Stored records:

....

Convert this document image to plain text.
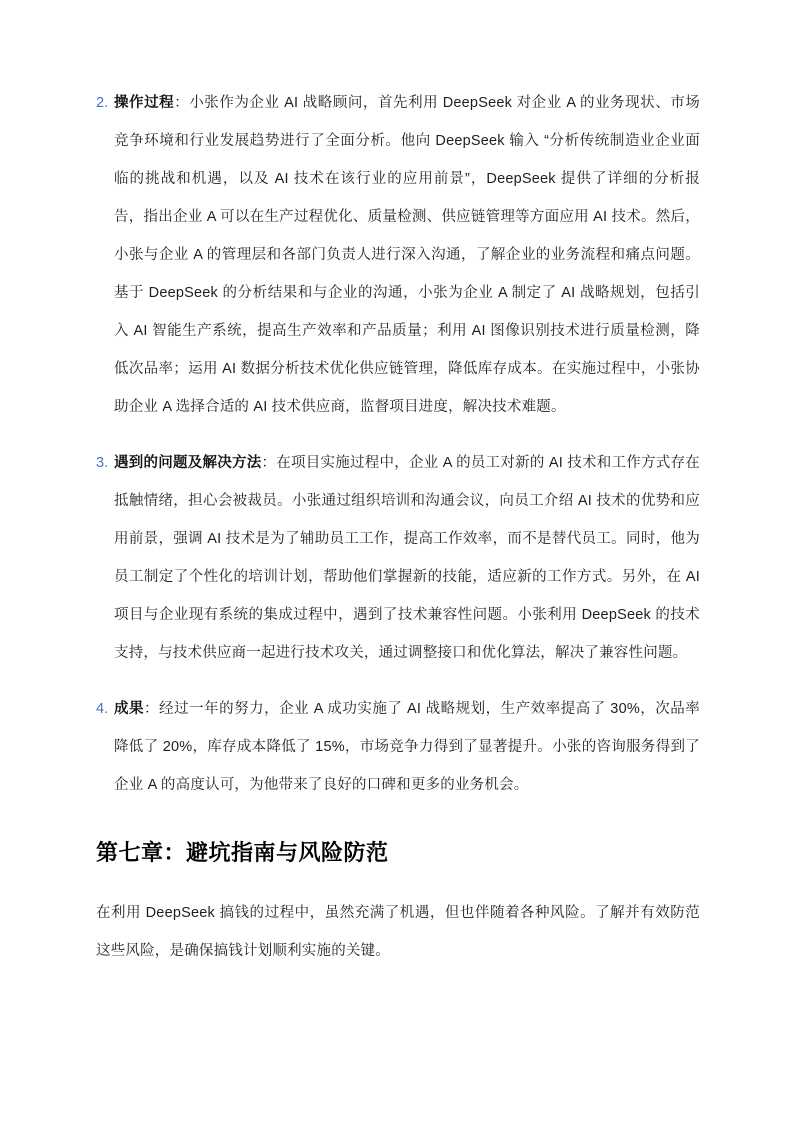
2. 操作过程：小张作为企业 AI 战略顾问，首先利用 DeepSeek 对企业 A 的业务现状、市场竞争环境和行业发展趋势进行了全面分析。他向 DeepSeek 输入 “分析传统制造业企业面临的挑战和机遇，以及 AI 技术在该行业的应用前景”，DeepSeek 提供了详细的分析报告，指出企业 A 可以在生产过程优化、质量检测、供应链管理等方面应用 AI 技术。然后，小张与企业 A 的管理层和各部门负责人进行深入沟通，了解企业的业务流程和痛点问题。基于 DeepSeek 的分析结果和与企业的沟通，小张为企业 A 制定了 AI 战略规划，包括引入 AI 智能生产系统，提高生产效率和产品质量；利用 AI 图像识别技术进行质量检测，降低次品率；运用 AI 数据分析技术优化供应链管理，降低库存成本。在实施过程中，小张协助企业 A 选择合适的 AI 技术供应商，监督项目进度，解决技术难题。

3. 遇到的问题及解决方法：在项目实施过程中，企业 A 的员工对新的 AI 技术和工作方式存在抵触情绪，担心会被裁员。小张通过组织培训和沟通会议，向员工介绍 AI 技术的优势和应用前景，强调 AI 技术是为了辅助员工工作，提高工作效率，而不是替代员工。同时，他为员工制定了个性化的培训计划，帮助他们掌握新的技能，适应新的工作方式。另外，在 AI 项目与企业现有系统的集成过程中，遇到了技术兼容性问题。小张利用 DeepSeek 的技术支持，与技术供应商一起进行技术攻关，通过调整接口和优化算法，解决了兼容性问题。

4. 成果：经过一年的努力，企业 A 成功实施了 AI 战略规划，生产效率提高了 30%，次品率降低了 20%，库存成本降低了 15%，市场竞争力得到了显著提升。小张的咨询服务得到了企业 A 的高度认可，为他带来了良好的口碑和更多的业务机会。

第七章：避坑指南与风险防范

在利用 DeepSeek 搞钱的过程中，虽然充满了机遇，但也伴随着各种风险。了解并有效防范这些风险，是确保搞钱计划顺利实施的关键。
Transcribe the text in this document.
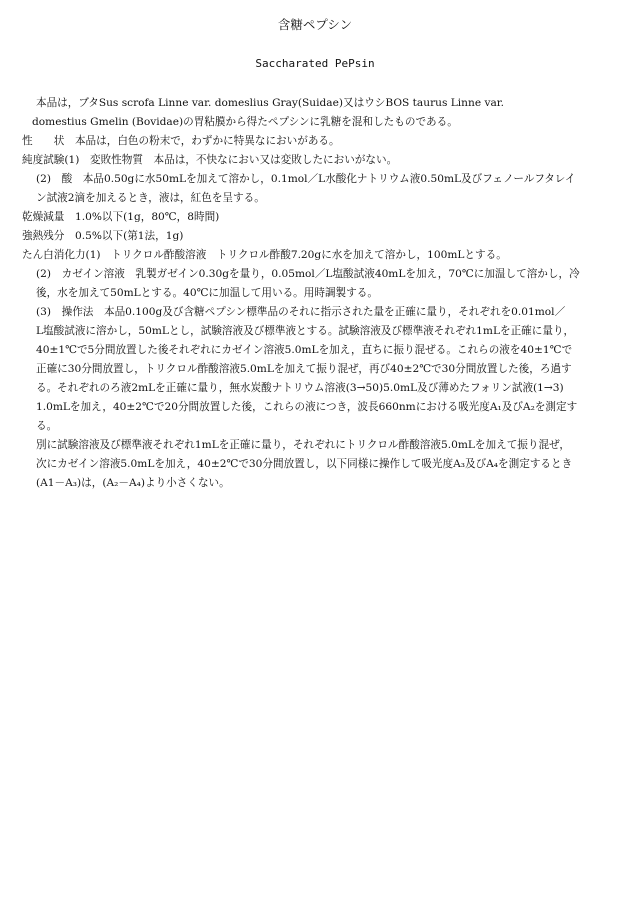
含糖ペプシン
Saccharated PePsin
本品は，ブタSus scrofa Linne var. domeslius Gray(Suidae)又はウシBOS taurus Linne var.
domestius Gmelin (Bovidae)の胃粘膜から得たペプシンに乳糖を混和したものである。
性　　状　本品は，白色の粉末で，わずかに特異なにおいがある。
純度試験(1)　変敗性物質　本品は，不快なにおい又は変敗したにおいがない。
(2)　酸　本品0.50gに水50mLを加えて溶かし，0.1mol／L水酸化ナトリウム液0.50mL及びフェノールフタレイ
ン試液2滴を加えるとき，液は，紅色を呈する。
乾燥減量　1.0%以下(1g，80℃，8時間)
強熱残分　0.5%以下(第1法，1g)
たん白消化力(1)　トリクロル酢酸溶液　トリクロル酢酸7.20gに水を加えて溶かし，100mLとする。
(2)　カゼイン溶液　乳製ガゼイン0.30gを量り，0.05mol／L塩酸試液40mLを加え，70℃に加温して溶かし，冷
後，水を加えて50mLとする。40℃に加温して用いる。用時調製する。
(3)　操作法　本品0.100g及び含糖ペプシン標準品のそれに指示された量を正確に量り，それぞれを0.01mol／
L塩酸試液に溶かし，50mLとし，試験溶液及び標準液とする。試験溶液及び標準液それぞれ1mLを正確に量り，
40±1℃で5分間放置した後それぞれにカゼイン溶液5.0mLを加え，直ちに振り混ぜる。これらの液を40±1℃で
正確に30分間放置し，トリクロル酢酸溶液5.0mLを加えて振り混ぜ，再び40±2℃で30分間放置した後，ろ過す
る。それぞれのろ液2mLを正確に量り，無水炭酸ナトリウム溶液(3→50)5.0mL及び薄めたフォリン試液(1→3)
1.0mLを加え，40±2℃で20分間放置した後，これらの液につき，波長660nmにおける吸光度A₁及びA₂を測定す
る。
別に試験溶液及び標準液それぞれ1mLを正確に量り，それぞれにトリクロル酢酸溶液5.0mLを加えて振り混ぜ，
次にカゼイン溶液5.0mLを加え，40±2℃で30分間放置し，以下同様に操作して吸光度A₃及びA₄を測定するとき
(A1－A₃)は，(A₂－A₄)より小さくない。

....

▸ **PROMPT**:
Copy the material above exactly and drop the pictures.

▸ **FULL SOLUTION**:
Convert this document image to plain text.
2. 操作过程：小张作为企业 AI 战略顾问，首先利用 DeepSeek 对企业 A 的业务现状、市场竞争环境和行业发展趋势进行了全面分析。他向 DeepSeek 输入 “分析传统制造业企业面临的挑战和机遇，以及 AI 技术在该行业的应用前景”，DeepSeek 提供了详细的分析报告，指出企业 A 可以在生产过程优化、质量检测、供应链管理等方面应用 AI 技术。然后，小张与企业 A 的管理层和各部门负责人进行深入沟通，了解企业的业务流程和痛点问题。基于 DeepSeek 的分析结果和与企业的沟通，小张为企业 A 制定了 AI 战略规划，包括引入 AI 智能生产系统，提高生产效率和产品质量；利用 AI 图像识别技术进行质量检测，降低次品率；运用 AI 数据分析技术优化供应链管理，降低库存成本。在实施过程中，小张协助企业 A 选择合适的 AI 技术供应商，监督项目进度，解决技术难题。

3. 遇到的问题及解决方法：在项目实施过程中，企业 A 的员工对新的 AI 技术和工作方式存在抵触情绪，担心会被裁员。小张通过组织培训和沟通会议，向员工介绍 AI 技术的优势和应用前景，强调 AI 技术是为了辅助员工工作，提高工作效率，而不是替代员工。同时，他为员工制定了个性化的培训计划，帮助他们掌握新的技能，适应新的工作方式。另外，在 AI 项目与企业现有系统的集成过程中，遇到了技术兼容性问题。小张利用 DeepSeek 的技术支持，与技术供应商一起进行技术攻关，通过调整接口和优化算法，解决了兼容性问题。

4. 成果：经过一年的努力，企业 A 成功实施了 AI 战略规划，生产效率提高了 30%，次品率降低了 20%，库存成本降低了 15%，市场竞争力得到了显著提升。小张的咨询服务得到了企业 A 的高度认可，为他带来了良好的口碑和更多的业务机会。

第七章：避坑指南与风险防范

在利用 DeepSeek 搞钱的过程中，虽然充满了机遇，但也伴随着各种风险。了解并有效防范这些风险，是确保搞钱计划顺利实施的关键。
Transcribe the text in this document.
含糖ペプシン
Saccharated PePsin
本品は，ブタSus scrofa Linne var. domeslius Gray(Suidae)又はウシBOS taurus Linne var.
domestius Gmelin (Bovidae)の胃粘膜から得たペプシンに乳糖を混和したものである。
性　　状　本品は，白色の粉末で，わずかに特異なにおいがある。
純度試験(1)　変敗性物質　本品は，不快なにおい又は変敗したにおいがない。
(2)　酸　本品0.50gに水50mLを加えて溶かし，0.1mol／L水酸化ナトリウム液0.50mL及びフェノールフタレイ
ン試液2滴を加えるとき，液は，紅色を呈する。
乾燥減量　1.0%以下(1g，80℃，8時間)
強熱残分　0.5%以下(第1法，1g)
たん白消化力(1)　トリクロル酢酸溶液　トリクロル酢酸7.20gに水を加えて溶かし，100mLとする。
(2)　カゼイン溶液　乳製ガゼイン0.30gを量り，0.05mol／L塩酸試液40mLを加え，70℃に加温して溶かし，冷
後，水を加えて50mLとする。40℃に加温して用いる。用時調製する。
(3)　操作法　本品0.100g及び含糖ペプシン標準品のそれに指示された量を正確に量り，それぞれを0.01mol／
L塩酸試液に溶かし，50mLとし，試験溶液及び標準液とする。試験溶液及び標準液それぞれ1mLを正確に量り，
40±1℃で5分間放置した後それぞれにカゼイン溶液5.0mLを加え，直ちに振り混ぜる。これらの液を40±1℃で
正確に30分間放置し，トリクロル酢酸溶液5.0mLを加えて振り混ぜ，再び40±2℃で30分間放置した後，ろ過す
る。それぞれのろ液2mLを正確に量り，無水炭酸ナトリウム溶液(3→50)5.0mL及び薄めたフォリン試液(1→3)
1.0mLを加え，40±2℃で20分間放置した後，これらの液につき，波長660nmにおける吸光度A₁及びA₂を測定す
る。
別に試験溶液及び標準液それぞれ1mLを正確に量り，それぞれにトリクロル酢酸溶液5.0mLを加えて振り混ぜ，
次にカゼイン溶液5.0mLを加え，40±2℃で30分間放置し，以下同様に操作して吸光度A₃及びA₄を測定するとき
(A1－A₃)は，(A₂－A₄)より小さくない。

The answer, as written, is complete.